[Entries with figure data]
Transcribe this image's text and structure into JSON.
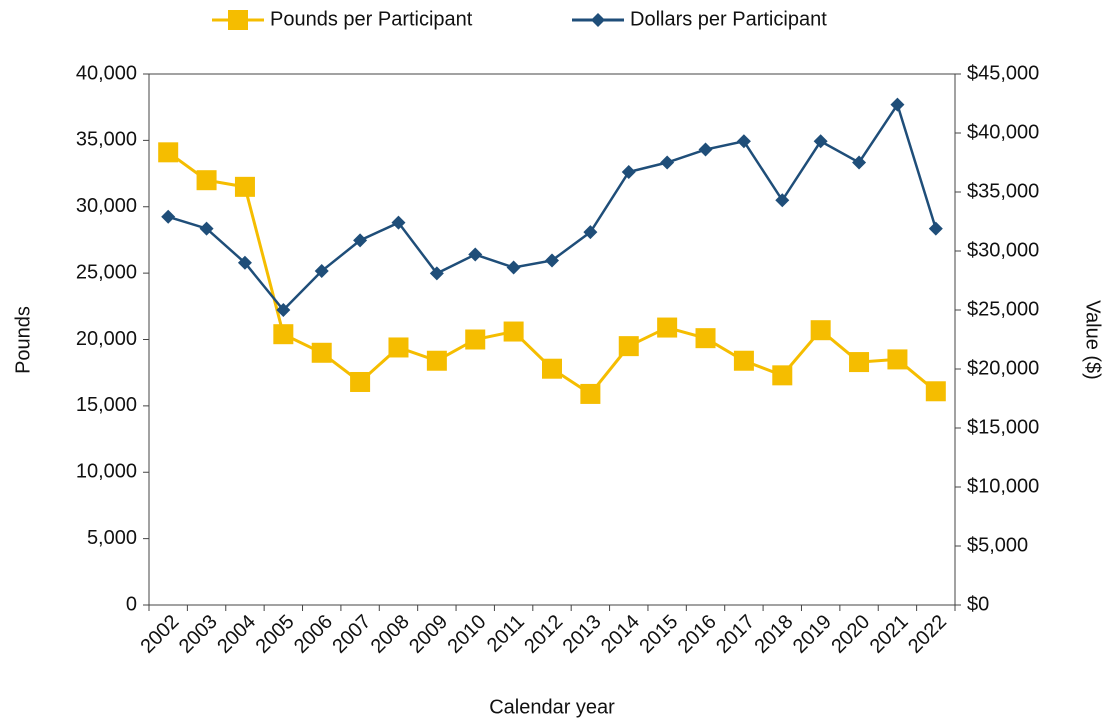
{
  "chart_data": {
    "type": "line",
    "x_label": "Calendar year",
    "y_label": "Pounds",
    "y2_label": "Value ($)",
    "legend": "top",
    "categories": [
      "2002",
      "2003",
      "2004",
      "2005",
      "2006",
      "2007",
      "2008",
      "2009",
      "2010",
      "2011",
      "2012",
      "2013",
      "2014",
      "2015",
      "2016",
      "2017",
      "2018",
      "2019",
      "2020",
      "2021",
      "2022"
    ],
    "series": [
      {
        "name": "Pounds per Participant",
        "color": "#f5bd00",
        "marker": "square",
        "axis": "y",
        "values": [
          34100,
          32000,
          31500,
          20400,
          19000,
          16800,
          19400,
          18400,
          20000,
          20600,
          17800,
          15900,
          19500,
          20900,
          20100,
          18400,
          17300,
          20700,
          18300,
          18500,
          16100
        ]
      },
      {
        "name": "Dollars per Participant",
        "color": "#1f4e79",
        "marker": "diamond",
        "axis": "y2",
        "values": [
          32900,
          31900,
          29000,
          25000,
          28300,
          30900,
          32400,
          28100,
          29700,
          28600,
          29200,
          31600,
          36700,
          37500,
          38600,
          39300,
          34300,
          39300,
          37500,
          42400,
          31900
        ]
      }
    ],
    "ylim": [
      0,
      40000
    ],
    "yticks": [
      0,
      {
        "value": 5000,
        "label": "5,000"
      },
      {
        "value": 10000,
        "label": "10,000"
      },
      {
        "value": 15000,
        "label": "15,000"
      },
      {
        "value": 20000,
        "label": "20,000"
      },
      {
        "value": 25000,
        "label": "25,000"
      },
      {
        "value": 30000,
        "label": "30,000"
      },
      {
        "value": 35000,
        "label": "35,000"
      },
      {
        "value": 40000,
        "label": "40,000"
      }
    ],
    "y2lim": [
      0,
      45000
    ],
    "y2ticks": [
      {
        "value": 0,
        "label": "$0"
      },
      {
        "value": 5000,
        "label": "$5,000"
      },
      {
        "value": 10000,
        "label": "$10,000"
      },
      {
        "value": 15000,
        "label": "$15,000"
      },
      {
        "value": 20000,
        "label": "$20,000"
      },
      {
        "value": 25000,
        "label": "$25,000"
      },
      {
        "value": 30000,
        "label": "$30,000"
      },
      {
        "value": 35000,
        "label": "$35,000"
      },
      {
        "value": 40000,
        "label": "$40,000"
      },
      {
        "value": 45000,
        "label": "$45,000"
      }
    ]
  }
}
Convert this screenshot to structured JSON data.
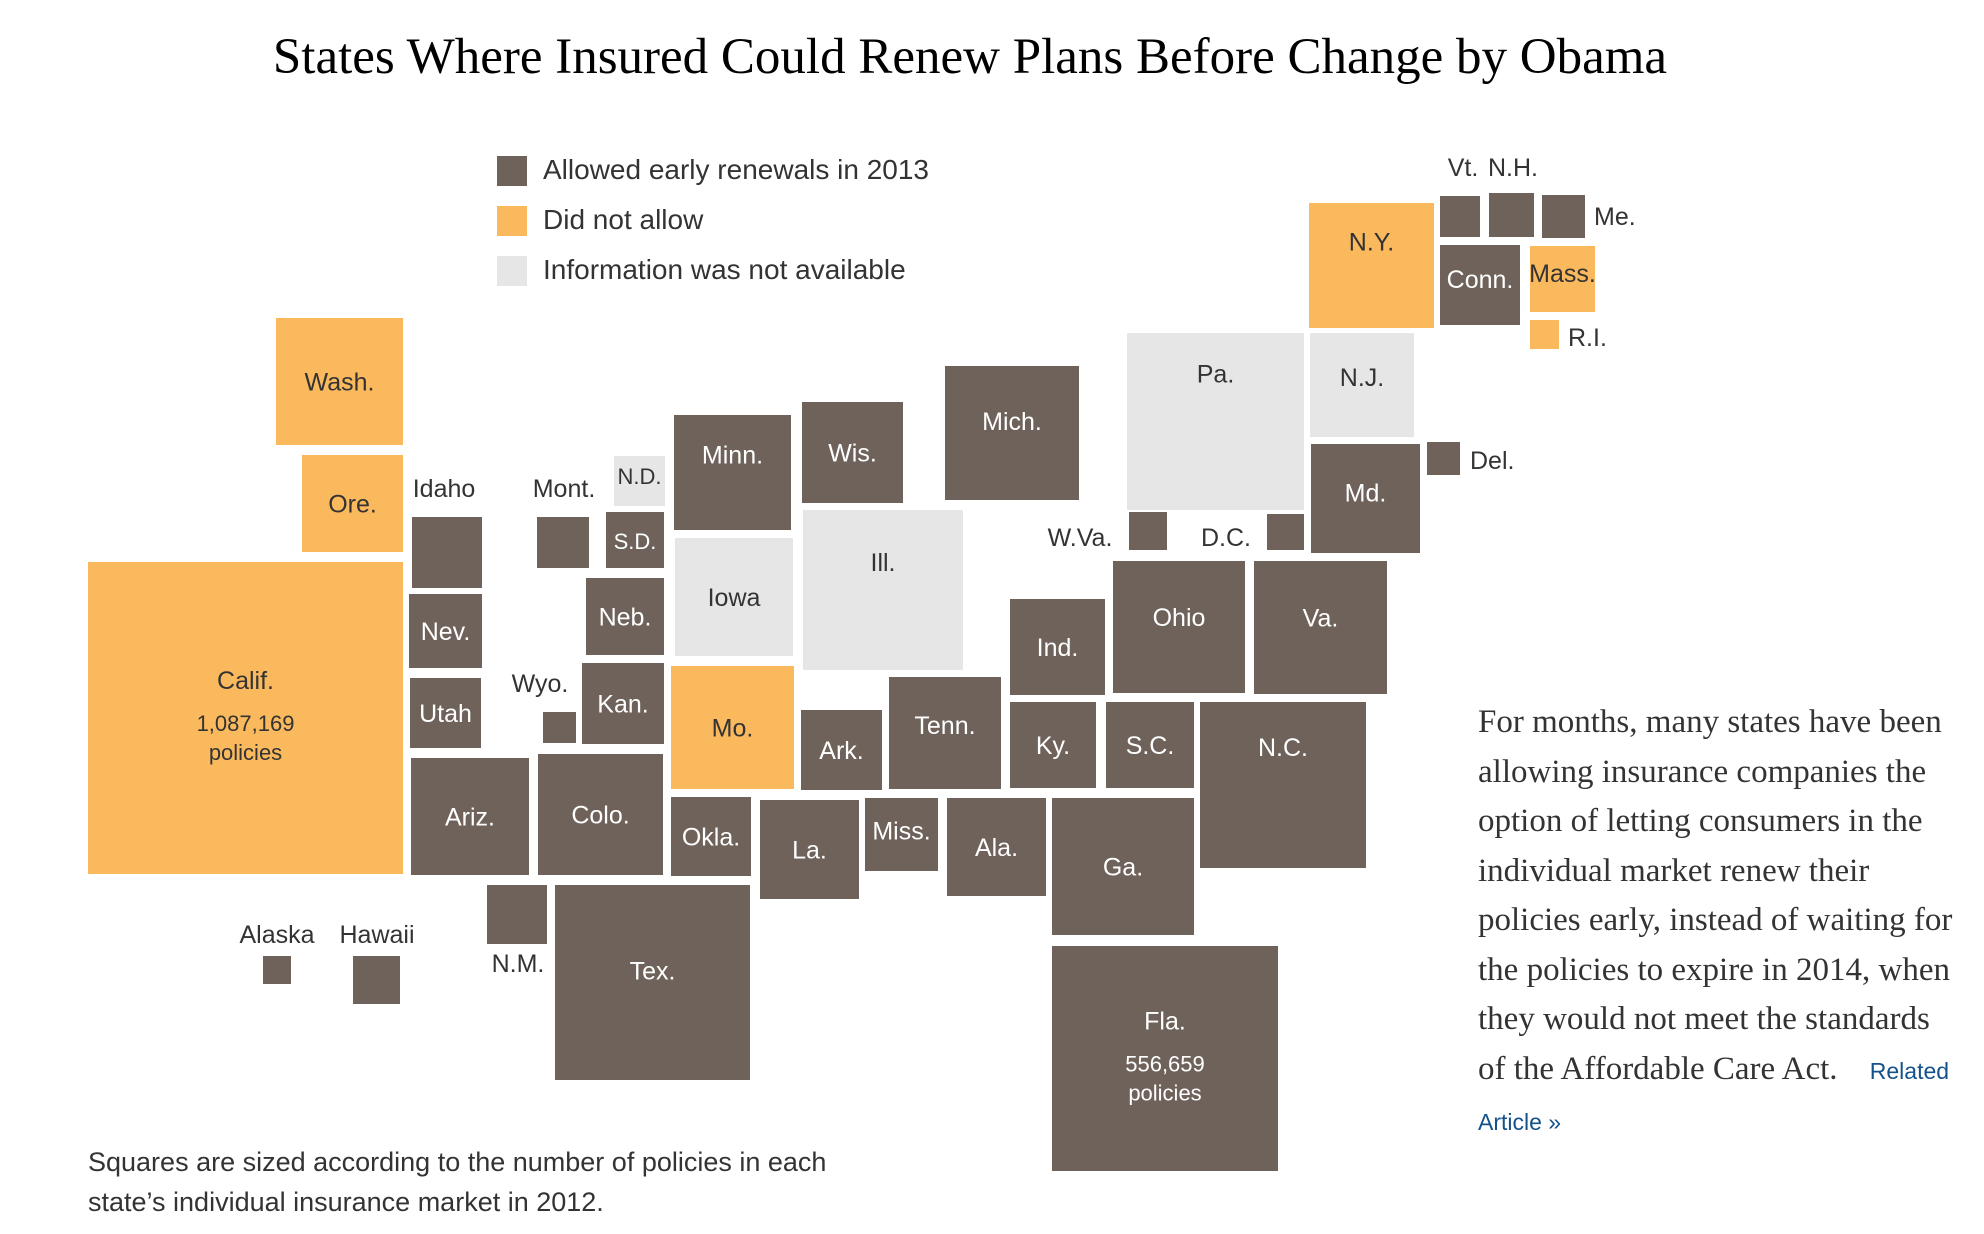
{
  "title": "States Where Insured Could Renew Plans Before Change by Obama",
  "colors": {
    "allowed": "#6e625a",
    "did_not_allow": "#fbb95e",
    "not_available": "#e6e6e6"
  },
  "legend": [
    {
      "label": "Allowed early renewals in 2013",
      "status": "allowed"
    },
    {
      "label": "Did not allow",
      "status": "did_not_allow"
    },
    {
      "label": "Information was not available",
      "status": "not_available"
    }
  ],
  "states": [
    {
      "abbr": "Wash.",
      "status": "did_not_allow"
    },
    {
      "abbr": "Ore.",
      "status": "did_not_allow"
    },
    {
      "abbr": "Calif.",
      "status": "did_not_allow",
      "policies": "1,087,169",
      "policies_label": "policies"
    },
    {
      "abbr": "Idaho",
      "status": "allowed"
    },
    {
      "abbr": "Nev.",
      "status": "allowed"
    },
    {
      "abbr": "Utah",
      "status": "allowed"
    },
    {
      "abbr": "Ariz.",
      "status": "allowed"
    },
    {
      "abbr": "Mont.",
      "status": "allowed"
    },
    {
      "abbr": "Wyo.",
      "status": "allowed"
    },
    {
      "abbr": "Colo.",
      "status": "allowed"
    },
    {
      "abbr": "N.M.",
      "status": "allowed"
    },
    {
      "abbr": "N.D.",
      "status": "not_available"
    },
    {
      "abbr": "S.D.",
      "status": "allowed"
    },
    {
      "abbr": "Neb.",
      "status": "allowed"
    },
    {
      "abbr": "Kan.",
      "status": "allowed"
    },
    {
      "abbr": "Okla.",
      "status": "allowed"
    },
    {
      "abbr": "Tex.",
      "status": "allowed"
    },
    {
      "abbr": "Minn.",
      "status": "allowed"
    },
    {
      "abbr": "Iowa",
      "status": "not_available"
    },
    {
      "abbr": "Mo.",
      "status": "did_not_allow"
    },
    {
      "abbr": "Ark.",
      "status": "allowed"
    },
    {
      "abbr": "La.",
      "status": "allowed"
    },
    {
      "abbr": "Wis.",
      "status": "allowed"
    },
    {
      "abbr": "Ill.",
      "status": "not_available"
    },
    {
      "abbr": "Mich.",
      "status": "allowed"
    },
    {
      "abbr": "Ind.",
      "status": "allowed"
    },
    {
      "abbr": "Ky.",
      "status": "allowed"
    },
    {
      "abbr": "Tenn.",
      "status": "allowed"
    },
    {
      "abbr": "Miss.",
      "status": "allowed"
    },
    {
      "abbr": "Ala.",
      "status": "allowed"
    },
    {
      "abbr": "Ohio",
      "status": "allowed"
    },
    {
      "abbr": "Ga.",
      "status": "allowed"
    },
    {
      "abbr": "Fla.",
      "status": "allowed",
      "policies": "556,659",
      "policies_label": "policies"
    },
    {
      "abbr": "S.C.",
      "status": "allowed"
    },
    {
      "abbr": "N.C.",
      "status": "allowed"
    },
    {
      "abbr": "Va.",
      "status": "allowed"
    },
    {
      "abbr": "W.Va.",
      "status": "allowed"
    },
    {
      "abbr": "D.C.",
      "status": "allowed"
    },
    {
      "abbr": "Md.",
      "status": "allowed"
    },
    {
      "abbr": "Del.",
      "status": "allowed"
    },
    {
      "abbr": "Pa.",
      "status": "not_available"
    },
    {
      "abbr": "N.J.",
      "status": "not_available"
    },
    {
      "abbr": "N.Y.",
      "status": "did_not_allow"
    },
    {
      "abbr": "Conn.",
      "status": "allowed"
    },
    {
      "abbr": "Mass.",
      "status": "did_not_allow"
    },
    {
      "abbr": "R.I.",
      "status": "did_not_allow"
    },
    {
      "abbr": "Vt.",
      "status": "allowed"
    },
    {
      "abbr": "N.H.",
      "status": "allowed"
    },
    {
      "abbr": "Me.",
      "status": "allowed"
    },
    {
      "abbr": "Alaska",
      "status": "allowed"
    },
    {
      "abbr": "Hawaii",
      "status": "allowed"
    }
  ],
  "note": "Squares are sized according to the number of policies in each state’s individual insurance market in 2012.",
  "article": {
    "text": "For months, many states have been allowing insurance companies the option of letting consumers in the individual market renew their policies early, instead of waiting for the policies to expire in 2014, when they would not meet the standards of the Affordable Care Act.",
    "link_label": "Related Article »"
  }
}
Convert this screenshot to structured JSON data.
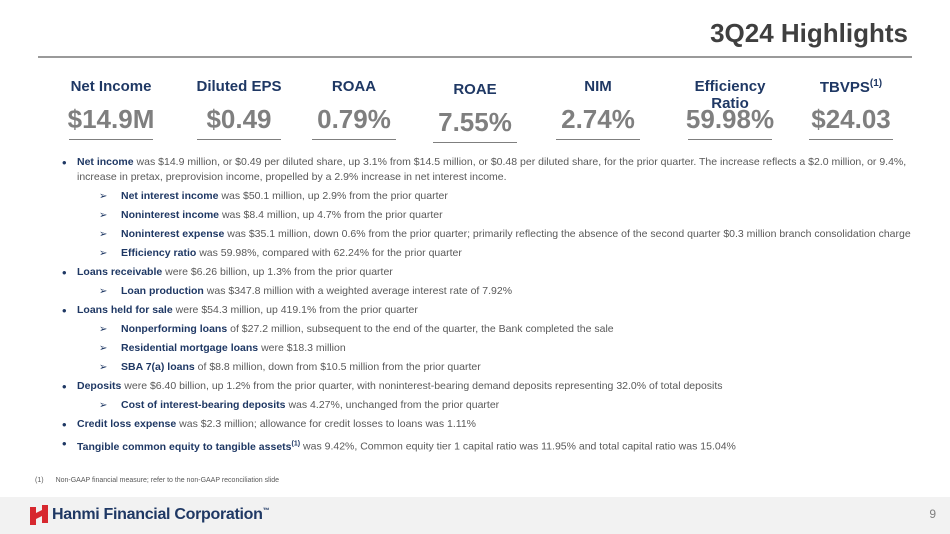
{
  "header": {
    "title": "3Q24 Highlights"
  },
  "metrics": [
    {
      "label": "Net Income",
      "value": "$14.9M"
    },
    {
      "label": "Diluted EPS",
      "value": "$0.49"
    },
    {
      "label": "ROAA",
      "value": "0.79%"
    },
    {
      "label": "ROAE",
      "value": "7.55%"
    },
    {
      "label": "NIM",
      "value": "2.74%"
    },
    {
      "label": "Efficiency Ratio",
      "value": "59.98%"
    },
    {
      "label": "TBVPS",
      "sup": "(1)",
      "value": "$24.03"
    }
  ],
  "bullets": [
    {
      "lead": "Net income",
      "text": "was $14.9 million, or $0.49 per diluted share, up 3.1% from $14.5 million, or $0.48 per diluted share, for the prior quarter. The increase reflects a $2.0 million, or 9.4%, increase in pretax, preprovision income, propelled by a 2.9% increase in net interest income.",
      "subs": [
        {
          "lead": "Net interest income",
          "text": "was $50.1 million, up 2.9% from the prior quarter"
        },
        {
          "lead": "Noninterest income",
          "text": "was $8.4 million, up 4.7% from the prior quarter"
        },
        {
          "lead": "Noninterest expense",
          "text": "was $35.1 million, down 0.6% from the prior quarter; primarily reflecting the absence of the second quarter $0.3 million branch consolidation charge"
        },
        {
          "lead": "Efficiency ratio",
          "text": "was 59.98%, compared with 62.24% for the prior quarter"
        }
      ]
    },
    {
      "lead": "Loans receivable",
      "text": "were $6.26 billion, up 1.3% from the prior quarter",
      "subs": [
        {
          "lead": "Loan production",
          "text": "was $347.8 million with a weighted average interest rate of 7.92%"
        }
      ]
    },
    {
      "lead": "Loans held for sale",
      "text": "were $54.3 million, up 419.1% from the prior quarter",
      "subs": [
        {
          "lead": "Nonperforming loans",
          "text": "of $27.2 million, subsequent to the end of the quarter, the Bank completed the sale"
        },
        {
          "lead": "Residential mortgage loans",
          "text": "were $18.3 million"
        },
        {
          "lead": "SBA 7(a) loans",
          "text": "of $8.8 million, down from $10.5 million from the prior quarter"
        }
      ]
    },
    {
      "lead": "Deposits",
      "text": "were $6.40 billion, up 1.2% from the prior quarter, with noninterest-bearing demand deposits representing 32.0% of total deposits",
      "subs": [
        {
          "lead": "Cost of interest-bearing deposits",
          "text": "was 4.27%, unchanged from the prior quarter"
        }
      ]
    },
    {
      "lead": "Credit loss expense",
      "text": "was $2.3 million; allowance for credit losses to loans was 1.11%",
      "subs": []
    },
    {
      "lead": "Tangible common equity to tangible assets",
      "sup": "(1)",
      "text": "was 9.42%, Common equity tier 1 capital ratio was 11.95% and total capital ratio was 15.04%",
      "subs": []
    }
  ],
  "footnote": {
    "marker": "(1)",
    "text": "Non-GAAP financial measure; refer to the non-GAAP reconciliation slide"
  },
  "footer": {
    "company": "Hanmi Financial Corporation",
    "tm": "™",
    "page": "9"
  }
}
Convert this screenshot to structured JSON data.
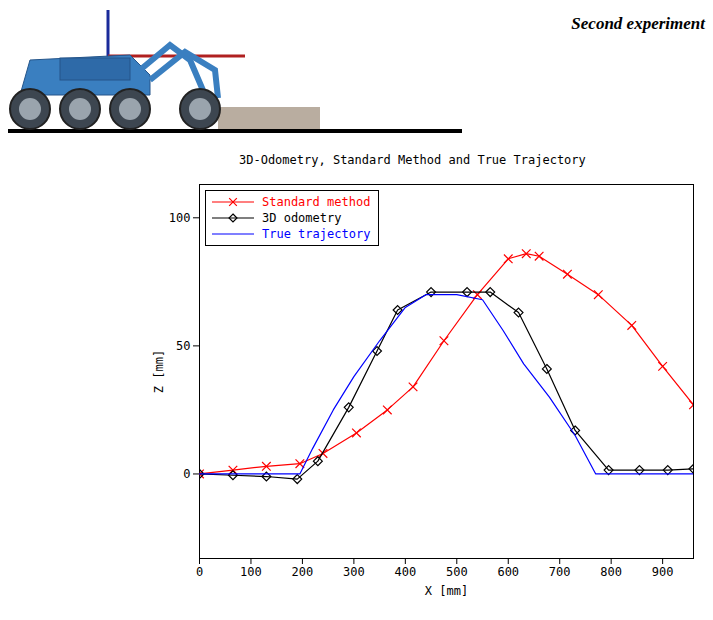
{
  "header": {
    "text": "Second experiment"
  },
  "chart_data": {
    "type": "line",
    "title": "3D-Odometry, Standard Method and True Trajectory",
    "x_label": "X [mm]",
    "y_label": "Z [mm]",
    "xlim": [
      0,
      960
    ],
    "xticks": [
      0,
      100,
      200,
      300,
      400,
      500,
      600,
      700,
      800,
      900
    ],
    "ylim": [
      -33,
      113
    ],
    "yticks": [
      0,
      50,
      100
    ],
    "grid": false,
    "legend": "top-left",
    "series": [
      {
        "name": "Standard method",
        "color": "#ff0000",
        "marker": "x",
        "line_style": "solid",
        "x": [
          0,
          65,
          130,
          195,
          240,
          305,
          365,
          415,
          475,
          540,
          600,
          635,
          660,
          715,
          775,
          840,
          900,
          960
        ],
        "values": [
          0,
          1.5,
          3,
          4,
          8,
          16,
          25,
          34,
          52,
          70,
          84,
          86,
          85,
          78,
          70,
          58,
          42,
          27
        ]
      },
      {
        "name": "3D odometry",
        "color": "#000000",
        "marker": "diamond",
        "line_style": "solid",
        "x": [
          0,
          65,
          130,
          190,
          230,
          290,
          345,
          385,
          450,
          520,
          565,
          620,
          675,
          730,
          795,
          855,
          910,
          960
        ],
        "values": [
          0,
          -0.5,
          -1,
          -2,
          5,
          26,
          48,
          64,
          71,
          71,
          71,
          63,
          41,
          17,
          1.5,
          1.5,
          1.5,
          2
        ]
      },
      {
        "name": "True trajectory",
        "color": "#0000ff",
        "marker": "none",
        "line_style": "solid",
        "x": [
          0,
          195,
          220,
          260,
          300,
          350,
          400,
          440,
          500,
          550,
          590,
          630,
          680,
          730,
          770,
          960
        ],
        "values": [
          0,
          0,
          10,
          25,
          38,
          52,
          65,
          70,
          70,
          68,
          56,
          43,
          30,
          15,
          0,
          0
        ]
      }
    ]
  }
}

▸ **Task directions**
State how many lines above contain the string "billion", with no other words.

▸ **Reply to the task**
2